> _WHAT IS BEING ASKED_
Scan the data below for the string "true". Copy every line where it appears.

> _DATA FOR THIS EXERCISE_
****************

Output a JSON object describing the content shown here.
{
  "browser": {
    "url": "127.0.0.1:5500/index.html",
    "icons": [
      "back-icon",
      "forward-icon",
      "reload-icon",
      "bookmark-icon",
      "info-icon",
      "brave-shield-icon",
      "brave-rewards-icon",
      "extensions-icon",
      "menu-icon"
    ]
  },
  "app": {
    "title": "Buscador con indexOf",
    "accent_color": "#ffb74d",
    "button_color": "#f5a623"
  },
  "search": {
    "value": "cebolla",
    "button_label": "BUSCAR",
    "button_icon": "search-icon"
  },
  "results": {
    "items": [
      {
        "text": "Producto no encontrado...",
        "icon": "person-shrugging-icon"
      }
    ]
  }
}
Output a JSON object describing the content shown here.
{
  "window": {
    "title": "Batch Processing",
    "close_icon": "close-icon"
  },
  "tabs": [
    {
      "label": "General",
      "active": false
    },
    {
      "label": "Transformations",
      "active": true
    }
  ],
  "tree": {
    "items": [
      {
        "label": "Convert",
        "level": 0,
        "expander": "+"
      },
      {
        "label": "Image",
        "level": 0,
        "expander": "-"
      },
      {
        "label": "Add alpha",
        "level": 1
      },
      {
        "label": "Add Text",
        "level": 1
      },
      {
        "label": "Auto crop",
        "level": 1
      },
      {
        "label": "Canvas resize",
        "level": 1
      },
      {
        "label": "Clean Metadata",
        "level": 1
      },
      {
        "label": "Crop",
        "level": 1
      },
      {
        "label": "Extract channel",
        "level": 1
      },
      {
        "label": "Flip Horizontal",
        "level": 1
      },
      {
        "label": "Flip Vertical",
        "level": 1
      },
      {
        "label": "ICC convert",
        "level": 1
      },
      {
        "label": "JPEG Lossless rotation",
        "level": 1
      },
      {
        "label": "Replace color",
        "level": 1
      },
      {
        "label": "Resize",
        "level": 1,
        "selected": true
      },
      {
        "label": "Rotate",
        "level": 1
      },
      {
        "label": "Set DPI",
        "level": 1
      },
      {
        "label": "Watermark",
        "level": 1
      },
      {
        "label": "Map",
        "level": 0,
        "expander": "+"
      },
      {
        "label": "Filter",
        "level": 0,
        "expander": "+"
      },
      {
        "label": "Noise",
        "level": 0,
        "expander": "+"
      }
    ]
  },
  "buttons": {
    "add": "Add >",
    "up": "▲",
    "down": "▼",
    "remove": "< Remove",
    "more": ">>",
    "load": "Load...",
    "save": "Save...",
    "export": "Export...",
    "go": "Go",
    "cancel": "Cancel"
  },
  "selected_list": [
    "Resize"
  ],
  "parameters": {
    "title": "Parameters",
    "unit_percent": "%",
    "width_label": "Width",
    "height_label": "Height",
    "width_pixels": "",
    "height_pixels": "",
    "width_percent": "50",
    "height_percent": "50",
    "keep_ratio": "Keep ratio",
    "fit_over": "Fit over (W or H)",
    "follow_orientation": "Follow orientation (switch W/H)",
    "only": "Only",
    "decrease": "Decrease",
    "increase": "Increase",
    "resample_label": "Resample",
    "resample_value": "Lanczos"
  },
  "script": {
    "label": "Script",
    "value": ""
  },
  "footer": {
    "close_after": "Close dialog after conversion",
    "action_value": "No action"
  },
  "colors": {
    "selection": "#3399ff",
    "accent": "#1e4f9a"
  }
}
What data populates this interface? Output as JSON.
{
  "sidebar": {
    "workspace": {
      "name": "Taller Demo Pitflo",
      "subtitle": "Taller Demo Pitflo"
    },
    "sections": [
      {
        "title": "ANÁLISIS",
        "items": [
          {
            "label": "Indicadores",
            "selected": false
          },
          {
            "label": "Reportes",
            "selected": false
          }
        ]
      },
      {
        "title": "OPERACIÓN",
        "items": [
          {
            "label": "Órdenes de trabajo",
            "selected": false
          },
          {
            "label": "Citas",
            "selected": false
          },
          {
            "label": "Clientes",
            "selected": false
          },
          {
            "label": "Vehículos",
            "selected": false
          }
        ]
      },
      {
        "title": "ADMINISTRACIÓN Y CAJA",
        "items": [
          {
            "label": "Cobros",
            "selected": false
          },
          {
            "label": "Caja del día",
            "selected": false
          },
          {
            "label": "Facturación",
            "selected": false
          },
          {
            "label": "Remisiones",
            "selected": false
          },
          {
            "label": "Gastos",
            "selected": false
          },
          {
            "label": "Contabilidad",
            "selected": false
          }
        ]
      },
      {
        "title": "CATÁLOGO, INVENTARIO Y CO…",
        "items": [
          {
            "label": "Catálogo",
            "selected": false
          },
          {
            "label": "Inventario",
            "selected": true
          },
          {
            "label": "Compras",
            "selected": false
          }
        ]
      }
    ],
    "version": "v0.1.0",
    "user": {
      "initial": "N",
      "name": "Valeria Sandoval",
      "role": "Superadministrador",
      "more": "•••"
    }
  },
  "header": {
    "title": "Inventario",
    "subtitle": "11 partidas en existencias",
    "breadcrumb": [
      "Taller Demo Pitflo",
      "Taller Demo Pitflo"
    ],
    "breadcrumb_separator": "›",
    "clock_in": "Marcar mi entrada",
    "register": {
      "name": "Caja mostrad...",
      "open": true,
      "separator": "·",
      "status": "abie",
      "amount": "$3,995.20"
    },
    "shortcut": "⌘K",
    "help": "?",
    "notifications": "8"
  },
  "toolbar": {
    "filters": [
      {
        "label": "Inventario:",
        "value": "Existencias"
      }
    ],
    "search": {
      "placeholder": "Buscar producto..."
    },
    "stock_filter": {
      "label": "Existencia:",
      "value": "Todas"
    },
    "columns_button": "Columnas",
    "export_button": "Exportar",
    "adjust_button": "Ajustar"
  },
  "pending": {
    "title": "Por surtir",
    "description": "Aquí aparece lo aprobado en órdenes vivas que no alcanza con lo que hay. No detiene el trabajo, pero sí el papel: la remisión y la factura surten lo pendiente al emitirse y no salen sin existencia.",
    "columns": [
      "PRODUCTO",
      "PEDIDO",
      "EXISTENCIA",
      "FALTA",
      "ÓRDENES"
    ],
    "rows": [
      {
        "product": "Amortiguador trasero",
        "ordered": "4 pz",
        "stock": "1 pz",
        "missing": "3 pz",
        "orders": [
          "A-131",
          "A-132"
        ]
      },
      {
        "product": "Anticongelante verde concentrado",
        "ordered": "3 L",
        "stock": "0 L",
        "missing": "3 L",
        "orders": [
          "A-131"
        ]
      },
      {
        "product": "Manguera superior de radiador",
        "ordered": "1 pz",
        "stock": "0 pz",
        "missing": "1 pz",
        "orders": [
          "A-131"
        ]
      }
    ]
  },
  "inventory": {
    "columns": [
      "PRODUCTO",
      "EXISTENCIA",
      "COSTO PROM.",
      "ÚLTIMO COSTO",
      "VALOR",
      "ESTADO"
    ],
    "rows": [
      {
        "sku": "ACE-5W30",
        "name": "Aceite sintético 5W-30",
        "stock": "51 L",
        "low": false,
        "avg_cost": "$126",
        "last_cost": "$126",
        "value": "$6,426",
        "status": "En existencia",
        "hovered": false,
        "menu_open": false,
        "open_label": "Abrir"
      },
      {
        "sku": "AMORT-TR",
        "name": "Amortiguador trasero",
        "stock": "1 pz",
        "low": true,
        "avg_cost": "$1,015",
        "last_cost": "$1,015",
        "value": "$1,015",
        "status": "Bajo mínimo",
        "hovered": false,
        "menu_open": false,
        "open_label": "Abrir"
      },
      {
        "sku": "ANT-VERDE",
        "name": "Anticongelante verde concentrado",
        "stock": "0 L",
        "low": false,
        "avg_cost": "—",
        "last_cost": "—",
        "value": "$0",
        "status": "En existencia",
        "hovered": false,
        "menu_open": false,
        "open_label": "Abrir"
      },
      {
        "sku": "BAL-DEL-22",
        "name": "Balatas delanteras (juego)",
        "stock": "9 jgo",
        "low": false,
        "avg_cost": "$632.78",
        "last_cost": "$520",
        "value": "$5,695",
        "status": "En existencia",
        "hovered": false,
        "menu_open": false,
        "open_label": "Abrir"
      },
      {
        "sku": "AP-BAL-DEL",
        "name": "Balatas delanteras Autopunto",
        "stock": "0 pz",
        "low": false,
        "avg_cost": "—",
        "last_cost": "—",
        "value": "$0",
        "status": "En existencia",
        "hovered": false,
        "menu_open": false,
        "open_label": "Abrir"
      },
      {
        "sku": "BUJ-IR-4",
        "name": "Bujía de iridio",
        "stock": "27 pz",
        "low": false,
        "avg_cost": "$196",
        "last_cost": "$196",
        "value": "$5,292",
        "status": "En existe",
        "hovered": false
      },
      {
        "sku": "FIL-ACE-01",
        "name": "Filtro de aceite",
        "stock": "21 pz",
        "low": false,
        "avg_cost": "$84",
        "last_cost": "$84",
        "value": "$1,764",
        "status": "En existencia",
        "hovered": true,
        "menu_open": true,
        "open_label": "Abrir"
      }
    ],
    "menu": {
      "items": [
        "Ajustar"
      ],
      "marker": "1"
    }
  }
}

****************

> _COMPLETE OUTPUT_
      "active": true
        "selected": true
            "selected": true
      "open": true,
        "low": true,
        "hovered": true,
        "menu_open": true,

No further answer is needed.